> _Lines of data_:
====
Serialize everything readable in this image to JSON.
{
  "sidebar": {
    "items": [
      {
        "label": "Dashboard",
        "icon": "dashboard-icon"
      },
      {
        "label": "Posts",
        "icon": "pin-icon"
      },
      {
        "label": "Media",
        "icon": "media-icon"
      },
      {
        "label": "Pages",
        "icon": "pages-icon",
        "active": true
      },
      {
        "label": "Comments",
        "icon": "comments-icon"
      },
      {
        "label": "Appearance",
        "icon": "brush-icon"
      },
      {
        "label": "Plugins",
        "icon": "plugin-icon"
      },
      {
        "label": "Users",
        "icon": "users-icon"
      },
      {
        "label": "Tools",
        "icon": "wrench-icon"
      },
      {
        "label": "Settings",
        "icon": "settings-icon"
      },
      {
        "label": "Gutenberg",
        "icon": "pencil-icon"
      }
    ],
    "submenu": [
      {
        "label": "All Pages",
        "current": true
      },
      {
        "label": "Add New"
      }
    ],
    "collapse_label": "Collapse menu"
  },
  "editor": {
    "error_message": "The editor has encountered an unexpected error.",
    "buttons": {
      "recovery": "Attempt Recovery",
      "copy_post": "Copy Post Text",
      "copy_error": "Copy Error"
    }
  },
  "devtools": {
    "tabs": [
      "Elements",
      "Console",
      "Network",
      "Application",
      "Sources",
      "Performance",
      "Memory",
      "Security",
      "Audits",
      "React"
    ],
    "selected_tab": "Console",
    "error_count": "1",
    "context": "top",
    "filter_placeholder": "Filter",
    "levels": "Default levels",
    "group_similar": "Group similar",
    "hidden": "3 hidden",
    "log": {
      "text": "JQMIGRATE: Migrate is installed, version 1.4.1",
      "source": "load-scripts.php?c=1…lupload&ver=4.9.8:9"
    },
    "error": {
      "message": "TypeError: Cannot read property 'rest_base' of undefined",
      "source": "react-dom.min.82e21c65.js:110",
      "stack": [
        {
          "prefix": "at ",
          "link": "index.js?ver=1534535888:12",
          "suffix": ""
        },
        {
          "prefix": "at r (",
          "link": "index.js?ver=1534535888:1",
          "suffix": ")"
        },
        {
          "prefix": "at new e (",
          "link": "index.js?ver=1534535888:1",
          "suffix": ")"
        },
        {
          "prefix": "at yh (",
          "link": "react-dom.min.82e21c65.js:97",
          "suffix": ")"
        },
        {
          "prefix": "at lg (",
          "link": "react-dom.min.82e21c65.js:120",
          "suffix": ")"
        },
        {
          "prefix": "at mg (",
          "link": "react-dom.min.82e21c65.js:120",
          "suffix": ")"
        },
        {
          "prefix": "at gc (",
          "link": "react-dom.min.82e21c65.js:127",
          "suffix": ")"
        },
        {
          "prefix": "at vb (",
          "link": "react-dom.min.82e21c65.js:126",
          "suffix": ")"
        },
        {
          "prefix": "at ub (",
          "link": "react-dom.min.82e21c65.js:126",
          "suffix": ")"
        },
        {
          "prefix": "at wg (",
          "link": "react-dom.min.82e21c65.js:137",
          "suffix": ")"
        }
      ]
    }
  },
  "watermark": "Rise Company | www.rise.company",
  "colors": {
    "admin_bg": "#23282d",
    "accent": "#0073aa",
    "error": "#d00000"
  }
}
====
> _Problem description_: Please repeat the listing exactly, with nothing left out.

> _Result below_:
Serialize everything readable in this image to JSON.
{
  "sidebar": {
    "items": [
      {
        "label": "Dashboard",
        "icon": "dashboard-icon"
      },
      {
        "label": "Posts",
        "icon": "pin-icon"
      },
      {
        "label": "Media",
        "icon": "media-icon"
      },
      {
        "label": "Pages",
        "icon": "pages-icon",
        "active": true
      },
      {
        "label": "Comments",
        "icon": "comments-icon"
      },
      {
        "label": "Appearance",
        "icon": "brush-icon"
      },
      {
        "label": "Plugins",
        "icon": "plugin-icon"
      },
      {
        "label": "Users",
        "icon": "users-icon"
      },
      {
        "label": "Tools",
        "icon": "wrench-icon"
      },
      {
        "label": "Settings",
        "icon": "settings-icon"
      },
      {
        "label": "Gutenberg",
        "icon": "pencil-icon"
      }
    ],
    "submenu": [
      {
        "label": "All Pages",
        "current": true
      },
      {
        "label": "Add New"
      }
    ],
    "collapse_label": "Collapse menu"
  },
  "editor": {
    "error_message": "The editor has encountered an unexpected error.",
    "buttons": {
      "recovery": "Attempt Recovery",
      "copy_post": "Copy Post Text",
      "copy_error": "Copy Error"
    }
  },
  "devtools": {
    "tabs": [
      "Elements",
      "Console",
      "Network",
      "Application",
      "Sources",
      "Performance",
      "Memory",
      "Security",
      "Audits",
      "React"
    ],
    "selected_tab": "Console",
    "error_count": "1",
    "context": "top",
    "filter_placeholder": "Filter",
    "levels": "Default levels",
    "group_similar": "Group similar",
    "hidden": "3 hidden",
    "log": {
      "text": "JQMIGRATE: Migrate is installed, version 1.4.1",
      "source": "load-scripts.php?c=1…lupload&ver=4.9.8:9"
    },
    "error": {
      "message": "TypeError: Cannot read property 'rest_base' of undefined",
      "source": "react-dom.min.82e21c65.js:110",
      "stack": [
        {
          "prefix": "at ",
          "link": "index.js?ver=1534535888:12",
          "suffix": ""
        },
        {
          "prefix": "at r (",
          "link": "index.js?ver=1534535888:1",
          "suffix": ")"
        },
        {
          "prefix": "at new e (",
          "link": "index.js?ver=1534535888:1",
          "suffix": ")"
        },
        {
          "prefix": "at yh (",
          "link": "react-dom.min.82e21c65.js:97",
          "suffix": ")"
        },
        {
          "prefix": "at lg (",
          "link": "react-dom.min.82e21c65.js:120",
          "suffix": ")"
        },
        {
          "prefix": "at mg (",
          "link": "react-dom.min.82e21c65.js:120",
          "suffix": ")"
        },
        {
          "prefix": "at gc (",
          "link": "react-dom.min.82e21c65.js:127",
          "suffix": ")"
        },
        {
          "prefix": "at vb (",
          "link": "react-dom.min.82e21c65.js:126",
          "suffix": ")"
        },
        {
          "prefix": "at ub (",
          "link": "react-dom.min.82e21c65.js:126",
          "suffix": ")"
        },
        {
          "prefix": "at wg (",
          "link": "react-dom.min.82e21c65.js:137",
          "suffix": ")"
        }
      ]
    }
  },
  "watermark": "Rise Company | www.rise.company",
  "colors": {
    "admin_bg": "#23282d",
    "accent": "#0073aa",
    "error": "#d00000"
  }
}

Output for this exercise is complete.